To do
Reproduce the material in full, unchanged.

Exercise input
## BEGIN

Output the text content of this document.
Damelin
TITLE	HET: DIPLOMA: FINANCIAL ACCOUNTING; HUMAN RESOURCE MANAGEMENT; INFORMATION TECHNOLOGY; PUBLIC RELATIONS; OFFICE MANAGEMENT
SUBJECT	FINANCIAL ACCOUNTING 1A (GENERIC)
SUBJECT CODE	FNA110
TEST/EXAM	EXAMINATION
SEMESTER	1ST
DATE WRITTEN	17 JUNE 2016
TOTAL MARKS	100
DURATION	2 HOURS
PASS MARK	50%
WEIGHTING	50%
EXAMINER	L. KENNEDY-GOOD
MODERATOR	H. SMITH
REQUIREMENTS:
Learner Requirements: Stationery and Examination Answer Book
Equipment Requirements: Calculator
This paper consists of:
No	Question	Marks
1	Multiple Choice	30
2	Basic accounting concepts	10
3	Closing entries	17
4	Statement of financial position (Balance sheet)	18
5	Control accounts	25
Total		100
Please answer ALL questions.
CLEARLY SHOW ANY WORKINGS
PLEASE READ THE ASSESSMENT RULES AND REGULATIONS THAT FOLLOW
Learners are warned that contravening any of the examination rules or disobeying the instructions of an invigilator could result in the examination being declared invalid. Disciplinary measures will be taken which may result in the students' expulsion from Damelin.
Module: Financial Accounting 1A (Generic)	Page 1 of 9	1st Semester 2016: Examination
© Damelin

## END

Response to this task
Output the text content of this document.
Damelin
TITLE	HET: DIPLOMA: FINANCIAL ACCOUNTING; HUMAN RESOURCE MANAGEMENT; INFORMATION TECHNOLOGY; PUBLIC RELATIONS; OFFICE MANAGEMENT
SUBJECT	FINANCIAL ACCOUNTING 1A (GENERIC)
SUBJECT CODE	FNA110
TEST/EXAM	EXAMINATION
SEMESTER	1ST
DATE WRITTEN	17 JUNE 2016
TOTAL MARKS	100
DURATION	2 HOURS
PASS MARK	50%
WEIGHTING	50%
EXAMINER	L. KENNEDY-GOOD
MODERATOR	H. SMITH
REQUIREMENTS:
Learner Requirements: Stationery and Examination Answer Book
Equipment Requirements: Calculator
This paper consists of:
No	Question	Marks
1	Multiple Choice	30
2	Basic accounting concepts	10
3	Closing entries	17
4	Statement of financial position (Balance sheet)	18
5	Control accounts	25
Total		100
Please answer ALL questions.
CLEARLY SHOW ANY WORKINGS
PLEASE READ THE ASSESSMENT RULES AND REGULATIONS THAT FOLLOW
Learners are warned that contravening any of the examination rules or disobeying the instructions of an invigilator could result in the examination being declared invalid. Disciplinary measures will be taken which may result in the students' expulsion from Damelin.
Module: Financial Accounting 1A (Generic)	Page 1 of 9	1st Semester 2016: Examination
© Damelin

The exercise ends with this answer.